***** STORED ROWS

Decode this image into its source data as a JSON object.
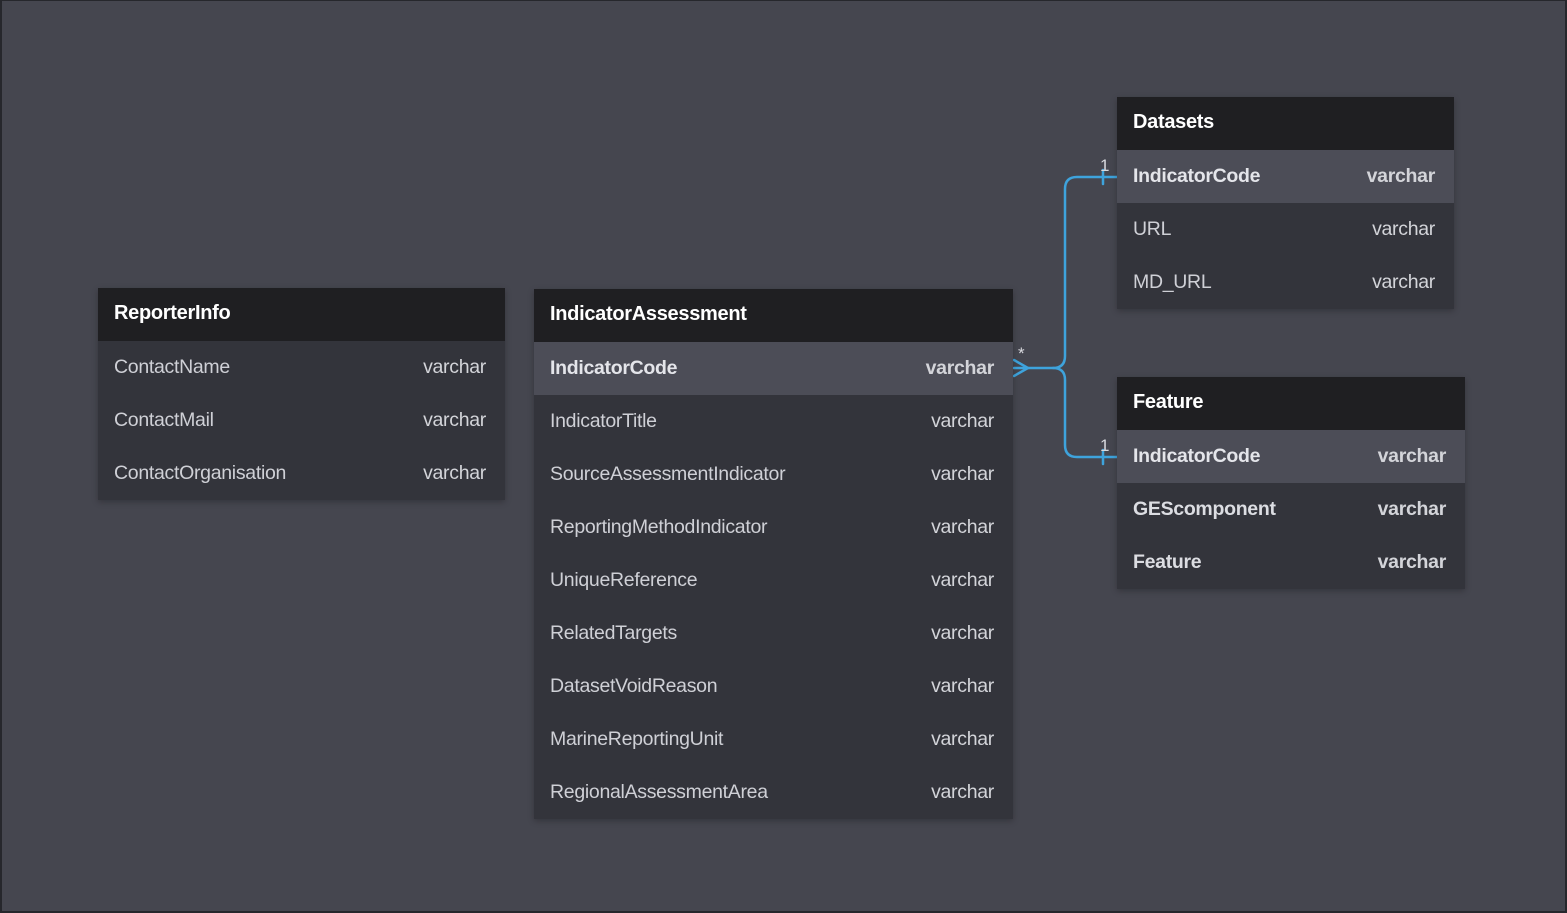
{
  "colors": {
    "link": "#3ea3dc",
    "canvas": "#45464f",
    "header": "#1f1f22"
  },
  "tables": {
    "reporter": {
      "title": "ReporterInfo",
      "fields": [
        {
          "name": "ContactName",
          "type": "varchar"
        },
        {
          "name": "ContactMail",
          "type": "varchar"
        },
        {
          "name": "ContactOrganisation",
          "type": "varchar"
        }
      ]
    },
    "assessment": {
      "title": "IndicatorAssessment",
      "fields": [
        {
          "name": "IndicatorCode",
          "type": "varchar"
        },
        {
          "name": "IndicatorTitle",
          "type": "varchar"
        },
        {
          "name": "SourceAssessmentIndicator",
          "type": "varchar"
        },
        {
          "name": "ReportingMethodIndicator",
          "type": "varchar"
        },
        {
          "name": "UniqueReference",
          "type": "varchar"
        },
        {
          "name": "RelatedTargets",
          "type": "varchar"
        },
        {
          "name": "DatasetVoidReason",
          "type": "varchar"
        },
        {
          "name": "MarineReportingUnit",
          "type": "varchar"
        },
        {
          "name": "RegionalAssessmentArea",
          "type": "varchar"
        }
      ]
    },
    "datasets": {
      "title": "Datasets",
      "fields": [
        {
          "name": "IndicatorCode",
          "type": "varchar"
        },
        {
          "name": "URL",
          "type": "varchar"
        },
        {
          "name": "MD_URL",
          "type": "varchar"
        }
      ]
    },
    "feature": {
      "title": "Feature",
      "fields": [
        {
          "name": "IndicatorCode",
          "type": "varchar"
        },
        {
          "name": "GEScomponent",
          "type": "varchar"
        },
        {
          "name": "Feature",
          "type": "varchar"
        }
      ]
    }
  },
  "relations": {
    "many_label": "*",
    "datasets_one_label": "1",
    "feature_one_label": "1"
  }
}
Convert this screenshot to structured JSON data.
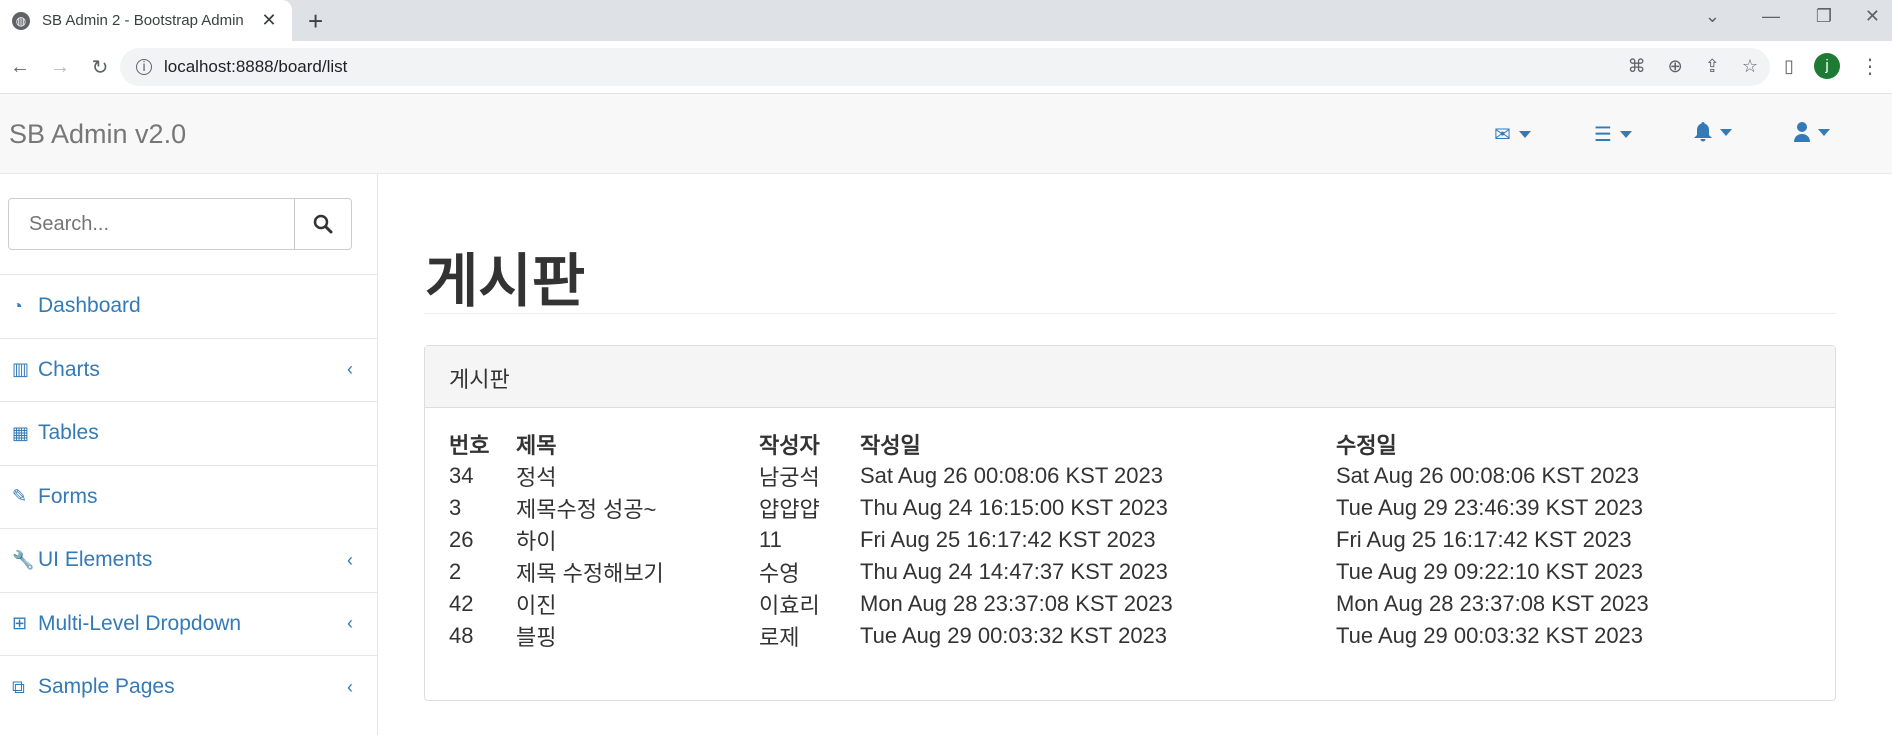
{
  "browser": {
    "tab_title": "SB Admin 2 - Bootstrap Admin",
    "url": "localhost:8888/board/list",
    "avatar_letter": "j"
  },
  "app": {
    "brand": "SB Admin v2.0"
  },
  "sidebar": {
    "search_placeholder": "Search...",
    "items": [
      {
        "label": "Dashboard",
        "icon": "dashboard-icon",
        "has_children": false
      },
      {
        "label": "Charts",
        "icon": "bar-chart-icon",
        "has_children": true
      },
      {
        "label": "Tables",
        "icon": "table-icon",
        "has_children": false
      },
      {
        "label": "Forms",
        "icon": "edit-icon",
        "has_children": false
      },
      {
        "label": "UI Elements",
        "icon": "wrench-icon",
        "has_children": true
      },
      {
        "label": "Multi-Level Dropdown",
        "icon": "sitemap-icon",
        "has_children": true
      },
      {
        "label": "Sample Pages",
        "icon": "files-icon",
        "has_children": true
      }
    ]
  },
  "main": {
    "page_title": "게시판",
    "panel_heading": "게시판",
    "table": {
      "headers": [
        "번호",
        "제목",
        "작성자",
        "작성일",
        "수정일"
      ],
      "rows": [
        [
          "34",
          "정석",
          "남궁석",
          "Sat Aug 26 00:08:06 KST 2023",
          "Sat Aug 26 00:08:06 KST 2023"
        ],
        [
          "3",
          "제목수정 성공~",
          "얍얍얍",
          "Thu Aug 24 16:15:00 KST 2023",
          "Tue Aug 29 23:46:39 KST 2023"
        ],
        [
          "26",
          "하이",
          "11",
          "Fri Aug 25 16:17:42 KST 2023",
          "Fri Aug 25 16:17:42 KST 2023"
        ],
        [
          "2",
          "제목 수정해보기",
          "수영",
          "Thu Aug 24 14:47:37 KST 2023",
          "Tue Aug 29 09:22:10 KST 2023"
        ],
        [
          "42",
          "이진",
          "이효리",
          "Mon Aug 28 23:37:08 KST 2023",
          "Mon Aug 28 23:37:08 KST 2023"
        ],
        [
          "48",
          "블핑",
          "로제",
          "Tue Aug 29 00:03:32 KST 2023",
          "Tue Aug 29 00:03:32 KST 2023"
        ]
      ]
    }
  },
  "colors": {
    "link": "#337ab7",
    "navbar_bg": "#f8f8f8",
    "panel_head_bg": "#f5f5f5"
  }
}
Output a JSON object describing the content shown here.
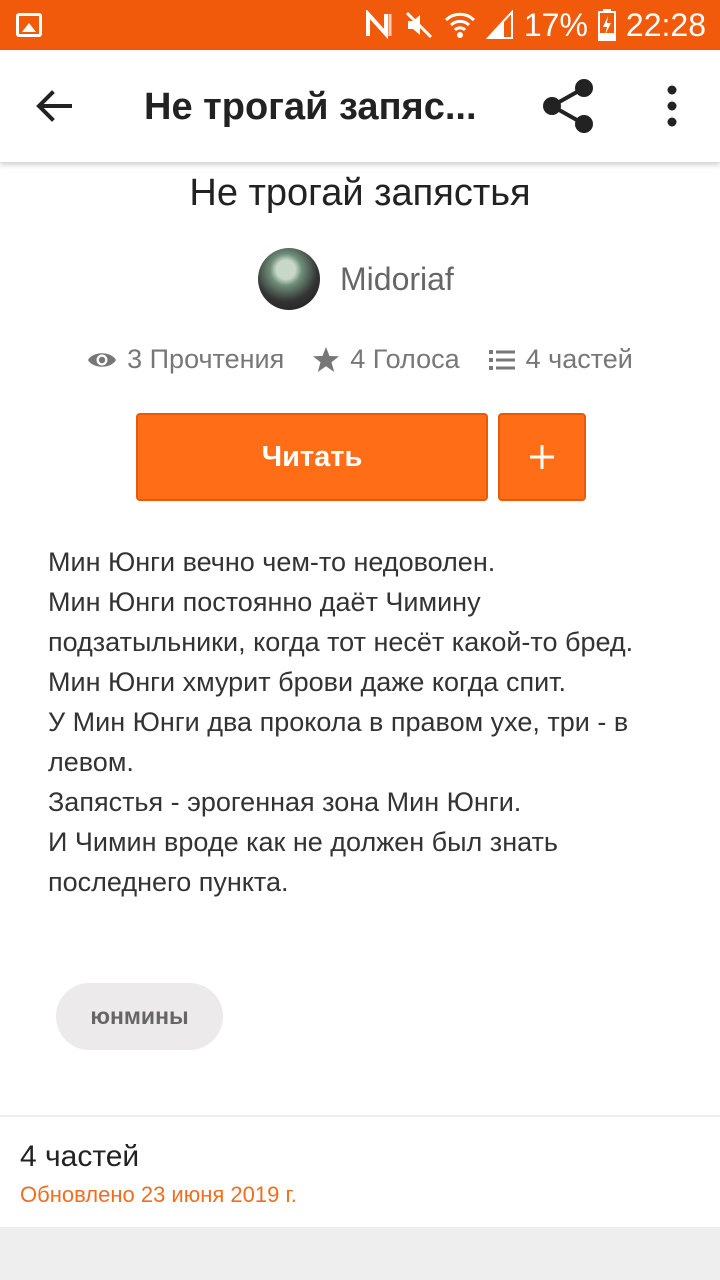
{
  "status_bar": {
    "battery": "17%",
    "time": "22:28"
  },
  "app_bar": {
    "title": "Не трогай запяс..."
  },
  "story": {
    "title": "Не трогай запястья",
    "author": "Midoriaf",
    "stats": {
      "reads": "3 Прочтения",
      "votes": "4 Голоса",
      "parts": "4 частей"
    },
    "read_button": "Читать",
    "description": [
      "Мин Юнги вечно чем-то недоволен.",
      "Мин Юнги постоянно даёт Чимину подзатыльники, когда тот несёт какой-то бред.",
      "Мин Юнги хмурит брови даже когда спит.",
      "У Мин Юнги два прокола в правом ухе, три - в левом.",
      "Запястья - эрогенная зона Мин Юнги.",
      "И Чимин вроде как не должен был знать последнего пункта."
    ],
    "tag": "юнмины"
  },
  "parts_section": {
    "title": "4 частей",
    "updated": "Обновлено 23 июня 2019 г."
  },
  "colors": {
    "accent": "#ff6d17",
    "status_bar": "#f15a0a"
  },
  "icons": {
    "back": "arrow-back-icon",
    "share": "share-icon",
    "more": "more-vert-icon",
    "reads": "eye-icon",
    "votes": "star-icon",
    "parts": "list-icon",
    "add": "plus-icon"
  }
}
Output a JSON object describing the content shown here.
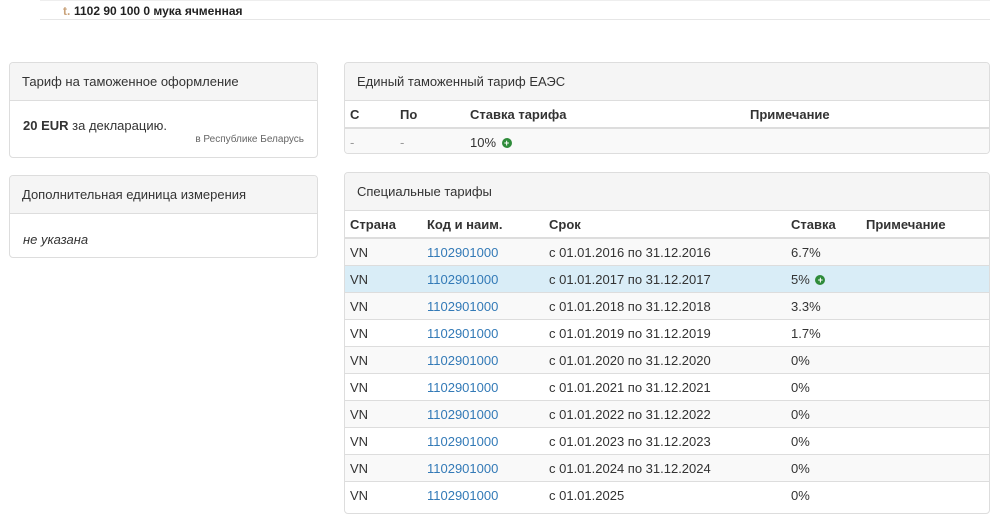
{
  "header": {
    "letter": "t.",
    "title": "1102 90 100 0 мука ячменная"
  },
  "tariff_panel": {
    "heading": "Тариф на таможенное оформление",
    "amount": "20 EUR",
    "suffix": " за декларацию.",
    "note": "в Республике Беларусь"
  },
  "unit_panel": {
    "heading": "Дополнительная единица измерения",
    "value": "не указана"
  },
  "eaes_panel": {
    "heading": "Единый таможенный тариф ЕАЭС",
    "columns": [
      "С",
      "По",
      "Ставка тарифа",
      "Примечание"
    ],
    "row": {
      "from": "-",
      "to": "-",
      "rate": "10%",
      "note": ""
    }
  },
  "special_panel": {
    "heading": "Специальные тарифы",
    "columns": [
      "Страна",
      "Код и наим.",
      "Срок",
      "Ставка",
      "Примечание"
    ],
    "rows": [
      {
        "country": "VN",
        "code": "1102901000",
        "period": "с 01.01.2016 по 31.12.2016",
        "rate": "6.7%"
      },
      {
        "country": "VN",
        "code": "1102901000",
        "period": "с 01.01.2017 по 31.12.2017",
        "rate": "5%"
      },
      {
        "country": "VN",
        "code": "1102901000",
        "period": "с 01.01.2018 по 31.12.2018",
        "rate": "3.3%"
      },
      {
        "country": "VN",
        "code": "1102901000",
        "period": "с 01.01.2019 по 31.12.2019",
        "rate": "1.7%"
      },
      {
        "country": "VN",
        "code": "1102901000",
        "period": "с 01.01.2020 по 31.12.2020",
        "rate": "0%"
      },
      {
        "country": "VN",
        "code": "1102901000",
        "period": "с 01.01.2021 по 31.12.2021",
        "rate": "0%"
      },
      {
        "country": "VN",
        "code": "1102901000",
        "period": "с 01.01.2022 по 31.12.2022",
        "rate": "0%"
      },
      {
        "country": "VN",
        "code": "1102901000",
        "period": "с 01.01.2023 по 31.12.2023",
        "rate": "0%"
      },
      {
        "country": "VN",
        "code": "1102901000",
        "period": "с 01.01.2024 по 31.12.2024",
        "rate": "0%"
      },
      {
        "country": "VN",
        "code": "1102901000",
        "period": "с 01.01.2025",
        "rate": "0%"
      }
    ]
  },
  "colors": {
    "link": "#337ab7",
    "highlight": "#d9edf7",
    "plus_icon": "#2e8b3a"
  },
  "icons": {
    "plus": "circle-plus-icon"
  }
}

**********

• _SET EXERCISE_:
Transcribe the material as is, with images omitted.

• _SOLUTION TO THIS EXERCISE_:
Decode this image into its source data as a JSON object.
{
  "colors": {
    "link": "#3ea3dc",
    "canvas": "#45464f",
    "header": "#1f1f22"
  },
  "tables": {
    "reporter": {
      "title": "ReporterInfo",
      "fields": [
        {
          "name": "ContactName",
          "type": "varchar"
        },
        {
          "name": "ContactMail",
          "type": "varchar"
        },
        {
          "name": "ContactOrganisation",
          "type": "varchar"
        }
      ]
    },
    "assessment": {
      "title": "IndicatorAssessment",
      "fields": [
        {
          "name": "IndicatorCode",
          "type": "varchar"
        },
        {
          "name": "IndicatorTitle",
          "type": "varchar"
        },
        {
          "name": "SourceAssessmentIndicator",
          "type": "varchar"
        },
        {
          "name": "ReportingMethodIndicator",
          "type": "varchar"
        },
        {
          "name": "UniqueReference",
          "type": "varchar"
        },
        {
          "name": "RelatedTargets",
          "type": "varchar"
        },
        {
          "name": "DatasetVoidReason",
          "type": "varchar"
        },
        {
          "name": "MarineReportingUnit",
          "type": "varchar"
        },
        {
          "name": "RegionalAssessmentArea",
          "type": "varchar"
        }
      ]
    },
    "datasets": {
      "title": "Datasets",
      "fields": [
        {
          "name": "IndicatorCode",
          "type": "varchar"
        },
        {
          "name": "URL",
          "type": "varchar"
        },
        {
          "name": "MD_URL",
          "type": "varchar"
        }
      ]
    },
    "feature": {
      "title": "Feature",
      "fields": [
        {
          "name": "IndicatorCode",
          "type": "varchar"
        },
        {
          "name": "GEScomponent",
          "type": "varchar"
        },
        {
          "name": "Feature",
          "type": "varchar"
        }
      ]
    }
  },
  "relations": {
    "many_label": "*",
    "datasets_one_label": "1",
    "feature_one_label": "1"
  }
}
Convert this screenshot to structured JSON data.
{
  "browser": {
    "tab_title": "SB Admin 2 - Bootstrap Admin",
    "url": "localhost:8888/board/list",
    "avatar_letter": "j"
  },
  "app": {
    "brand": "SB Admin v2.0"
  },
  "sidebar": {
    "search_placeholder": "Search...",
    "items": [
      {
        "label": "Dashboard",
        "icon": "dashboard-icon",
        "has_children": false
      },
      {
        "label": "Charts",
        "icon": "bar-chart-icon",
        "has_children": true
      },
      {
        "label": "Tables",
        "icon": "table-icon",
        "has_children": false
      },
      {
        "label": "Forms",
        "icon": "edit-icon",
        "has_children": false
      },
      {
        "label": "UI Elements",
        "icon": "wrench-icon",
        "has_children": true
      },
      {
        "label": "Multi-Level Dropdown",
        "icon": "sitemap-icon",
        "has_children": true
      },
      {
        "label": "Sample Pages",
        "icon": "files-icon",
        "has_children": true
      }
    ]
  },
  "main": {
    "page_title": "게시판",
    "panel_heading": "게시판",
    "table": {
      "headers": [
        "번호",
        "제목",
        "작성자",
        "작성일",
        "수정일"
      ],
      "rows": [
        [
          "34",
          "정석",
          "남궁석",
          "Sat Aug 26 00:08:06 KST 2023",
          "Sat Aug 26 00:08:06 KST 2023"
        ],
        [
          "3",
          "제목수정 성공~",
          "얍얍얍",
          "Thu Aug 24 16:15:00 KST 2023",
          "Tue Aug 29 23:46:39 KST 2023"
        ],
        [
          "26",
          "하이",
          "11",
          "Fri Aug 25 16:17:42 KST 2023",
          "Fri Aug 25 16:17:42 KST 2023"
        ],
        [
          "2",
          "제목 수정해보기",
          "수영",
          "Thu Aug 24 14:47:37 KST 2023",
          "Tue Aug 29 09:22:10 KST 2023"
        ],
        [
          "42",
          "이진",
          "이효리",
          "Mon Aug 28 23:37:08 KST 2023",
          "Mon Aug 28 23:37:08 KST 2023"
        ],
        [
          "48",
          "블핑",
          "로제",
          "Tue Aug 29 00:03:32 KST 2023",
          "Tue Aug 29 00:03:32 KST 2023"
        ]
      ]
    }
  },
  "colors": {
    "link": "#337ab7",
    "navbar_bg": "#f8f8f8",
    "panel_head_bg": "#f5f5f5"
  }
}
Output a JSON object describing the content shown here.
{
  "status_bar": {
    "battery": "17%",
    "time": "22:28"
  },
  "app_bar": {
    "title": "Не трогай запяс..."
  },
  "story": {
    "title": "Не трогай запястья",
    "author": "Midoriaf",
    "stats": {
      "reads": "3 Прочтения",
      "votes": "4 Голоса",
      "parts": "4 частей"
    },
    "read_button": "Читать",
    "description": [
      "Мин Юнги вечно чем-то недоволен.",
      "Мин Юнги постоянно даёт Чимину подзатыльники, когда тот несёт какой-то бред.",
      "Мин Юнги хмурит брови даже когда спит.",
      "У Мин Юнги два прокола в правом ухе, три - в левом.",
      "Запястья - эрогенная зона Мин Юнги.",
      "И Чимин вроде как не должен был знать последнего пункта."
    ],
    "tag": "юнмины"
  },
  "parts_section": {
    "title": "4 частей",
    "updated": "Обновлено 23 июня 2019 г."
  },
  "colors": {
    "accent": "#ff6d17",
    "status_bar": "#f15a0a"
  },
  "icons": {
    "back": "arrow-back-icon",
    "share": "share-icon",
    "more": "more-vert-icon",
    "reads": "eye-icon",
    "votes": "star-icon",
    "parts": "list-icon",
    "add": "plus-icon"
  }
}
Output a JSON object describing the content shown here.
{
  "header": {
    "letter": "t.",
    "title": "1102 90 100 0 мука ячменная"
  },
  "tariff_panel": {
    "heading": "Тариф на таможенное оформление",
    "amount": "20 EUR",
    "suffix": " за декларацию.",
    "note": "в Республике Беларусь"
  },
  "unit_panel": {
    "heading": "Дополнительная единица измерения",
    "value": "не указана"
  },
  "eaes_panel": {
    "heading": "Единый таможенный тариф ЕАЭС",
    "columns": [
      "С",
      "По",
      "Ставка тарифа",
      "Примечание"
    ],
    "row": {
      "from": "-",
      "to": "-",
      "rate": "10%",
      "note": ""
    }
  },
  "special_panel": {
    "heading": "Специальные тарифы",
    "columns": [
      "Страна",
      "Код и наим.",
      "Срок",
      "Ставка",
      "Примечание"
    ],
    "rows": [
      {
        "country": "VN",
        "code": "1102901000",
        "period": "с 01.01.2016 по 31.12.2016",
        "rate": "6.7%"
      },
      {
        "country": "VN",
        "code": "1102901000",
        "period": "с 01.01.2017 по 31.12.2017",
        "rate": "5%"
      },
      {
        "country": "VN",
        "code": "1102901000",
        "period": "с 01.01.2018 по 31.12.2018",
        "rate": "3.3%"
      },
      {
        "country": "VN",
        "code": "1102901000",
        "period": "с 01.01.2019 по 31.12.2019",
        "rate": "1.7%"
      },
      {
        "country": "VN",
        "code": "1102901000",
        "period": "с 01.01.2020 по 31.12.2020",
        "rate": "0%"
      },
      {
        "country": "VN",
        "code": "1102901000",
        "period": "с 01.01.2021 по 31.12.2021",
        "rate": "0%"
      },
      {
        "country": "VN",
        "code": "1102901000",
        "period": "с 01.01.2022 по 31.12.2022",
        "rate": "0%"
      },
      {
        "country": "VN",
        "code": "1102901000",
        "period": "с 01.01.2023 по 31.12.2023",
        "rate": "0%"
      },
      {
        "country": "VN",
        "code": "1102901000",
        "period": "с 01.01.2024 по 31.12.2024",
        "rate": "0%"
      },
      {
        "country": "VN",
        "code": "1102901000",
        "period": "с 01.01.2025",
        "rate": "0%"
      }
    ]
  },
  "colors": {
    "link": "#337ab7",
    "highlight": "#d9edf7",
    "plus_icon": "#2e8b3a"
  },
  "icons": {
    "plus": "circle-plus-icon"
  }
}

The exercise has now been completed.